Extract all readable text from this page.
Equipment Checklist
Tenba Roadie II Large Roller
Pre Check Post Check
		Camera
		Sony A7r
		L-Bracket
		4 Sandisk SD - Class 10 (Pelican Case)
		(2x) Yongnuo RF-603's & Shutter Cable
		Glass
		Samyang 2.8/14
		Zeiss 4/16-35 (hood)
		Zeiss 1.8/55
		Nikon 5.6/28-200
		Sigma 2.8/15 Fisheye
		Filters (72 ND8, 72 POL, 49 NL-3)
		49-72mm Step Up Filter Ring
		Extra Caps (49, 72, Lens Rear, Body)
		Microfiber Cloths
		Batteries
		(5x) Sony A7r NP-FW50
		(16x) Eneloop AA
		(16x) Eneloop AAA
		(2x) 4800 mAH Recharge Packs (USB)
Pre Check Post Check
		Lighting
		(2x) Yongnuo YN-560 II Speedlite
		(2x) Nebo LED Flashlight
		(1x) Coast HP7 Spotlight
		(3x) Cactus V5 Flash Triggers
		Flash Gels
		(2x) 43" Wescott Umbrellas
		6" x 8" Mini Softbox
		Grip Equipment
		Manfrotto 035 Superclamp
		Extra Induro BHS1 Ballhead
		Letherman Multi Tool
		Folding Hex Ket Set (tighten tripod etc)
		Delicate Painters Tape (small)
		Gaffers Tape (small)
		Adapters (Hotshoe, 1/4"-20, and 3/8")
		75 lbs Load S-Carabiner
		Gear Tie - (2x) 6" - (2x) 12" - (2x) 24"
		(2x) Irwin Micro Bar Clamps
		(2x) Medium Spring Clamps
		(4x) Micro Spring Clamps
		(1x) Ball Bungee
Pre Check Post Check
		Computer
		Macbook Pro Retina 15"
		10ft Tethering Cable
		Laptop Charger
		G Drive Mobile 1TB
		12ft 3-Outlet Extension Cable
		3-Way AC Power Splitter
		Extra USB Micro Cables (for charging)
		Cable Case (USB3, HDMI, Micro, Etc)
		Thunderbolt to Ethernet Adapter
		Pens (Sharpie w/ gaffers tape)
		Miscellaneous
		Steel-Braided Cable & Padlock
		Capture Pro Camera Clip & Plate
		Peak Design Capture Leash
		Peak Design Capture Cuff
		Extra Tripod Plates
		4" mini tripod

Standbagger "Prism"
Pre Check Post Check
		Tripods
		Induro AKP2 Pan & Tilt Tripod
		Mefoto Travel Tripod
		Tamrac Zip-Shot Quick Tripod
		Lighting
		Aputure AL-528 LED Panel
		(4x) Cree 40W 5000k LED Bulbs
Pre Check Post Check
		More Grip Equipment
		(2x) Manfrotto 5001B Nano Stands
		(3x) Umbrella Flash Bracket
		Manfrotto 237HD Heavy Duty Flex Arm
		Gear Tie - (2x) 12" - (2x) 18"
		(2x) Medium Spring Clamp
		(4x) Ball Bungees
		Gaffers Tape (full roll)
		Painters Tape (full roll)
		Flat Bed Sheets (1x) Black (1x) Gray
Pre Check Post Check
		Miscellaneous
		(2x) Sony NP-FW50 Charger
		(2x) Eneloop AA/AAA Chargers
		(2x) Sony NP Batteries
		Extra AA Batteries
· · · · · · ·
# Task brief
Please output the complete data exactly.

# Solution to this problem
Extract all readable text from this page.
Equipment Checklist
Tenba Roadie II Large Roller
Pre Check Post Check
		Camera
		Sony A7r
		L-Bracket
		4 Sandisk SD - Class 10 (Pelican Case)
		(2x) Yongnuo RF-603's & Shutter Cable
		Glass
		Samyang 2.8/14
		Zeiss 4/16-35 (hood)
		Zeiss 1.8/55
		Nikon 5.6/28-200
		Sigma 2.8/15 Fisheye
		Filters (72 ND8, 72 POL, 49 NL-3)
		49-72mm Step Up Filter Ring
		Extra Caps (49, 72, Lens Rear, Body)
		Microfiber Cloths
		Batteries
		(5x) Sony A7r NP-FW50
		(16x) Eneloop AA
		(16x) Eneloop AAA
		(2x) 4800 mAH Recharge Packs (USB)
Pre Check Post Check
		Lighting
		(2x) Yongnuo YN-560 II Speedlite
		(2x) Nebo LED Flashlight
		(1x) Coast HP7 Spotlight
		(3x) Cactus V5 Flash Triggers
		Flash Gels
		(2x) 43" Wescott Umbrellas
		6" x 8" Mini Softbox
		Grip Equipment
		Manfrotto 035 Superclamp
		Extra Induro BHS1 Ballhead
		Letherman Multi Tool
		Folding Hex Ket Set (tighten tripod etc)
		Delicate Painters Tape (small)
		Gaffers Tape (small)
		Adapters (Hotshoe, 1/4"-20, and 3/8")
		75 lbs Load S-Carabiner
		Gear Tie - (2x) 6" - (2x) 12" - (2x) 24"
		(2x) Irwin Micro Bar Clamps
		(2x) Medium Spring Clamps
		(4x) Micro Spring Clamps
		(1x) Ball Bungee
Pre Check Post Check
		Computer
		Macbook Pro Retina 15"
		10ft Tethering Cable
		Laptop Charger
		G Drive Mobile 1TB
		12ft 3-Outlet Extension Cable
		3-Way AC Power Splitter
		Extra USB Micro Cables (for charging)
		Cable Case (USB3, HDMI, Micro, Etc)
		Thunderbolt to Ethernet Adapter
		Pens (Sharpie w/ gaffers tape)
		Miscellaneous
		Steel-Braided Cable & Padlock
		Capture Pro Camera Clip & Plate
		Peak Design Capture Leash
		Peak Design Capture Cuff
		Extra Tripod Plates
		4" mini tripod

Standbagger "Prism"
Pre Check Post Check
		Tripods
		Induro AKP2 Pan & Tilt Tripod
		Mefoto Travel Tripod
		Tamrac Zip-Shot Quick Tripod
		Lighting
		Aputure AL-528 LED Panel
		(4x) Cree 40W 5000k LED Bulbs
Pre Check Post Check
		More Grip Equipment
		(2x) Manfrotto 5001B Nano Stands
		(3x) Umbrella Flash Bracket
		Manfrotto 237HD Heavy Duty Flex Arm
		Gear Tie - (2x) 12" - (2x) 18"
		(2x) Medium Spring Clamp
		(4x) Ball Bungees
		Gaffers Tape (full roll)
		Painters Tape (full roll)
		Flat Bed Sheets (1x) Black (1x) Gray
Pre Check Post Check
		Miscellaneous
		(2x) Sony NP-FW50 Charger
		(2x) Eneloop AA/AAA Chargers
		(2x) Sony NP Batteries
		Extra AA Batteries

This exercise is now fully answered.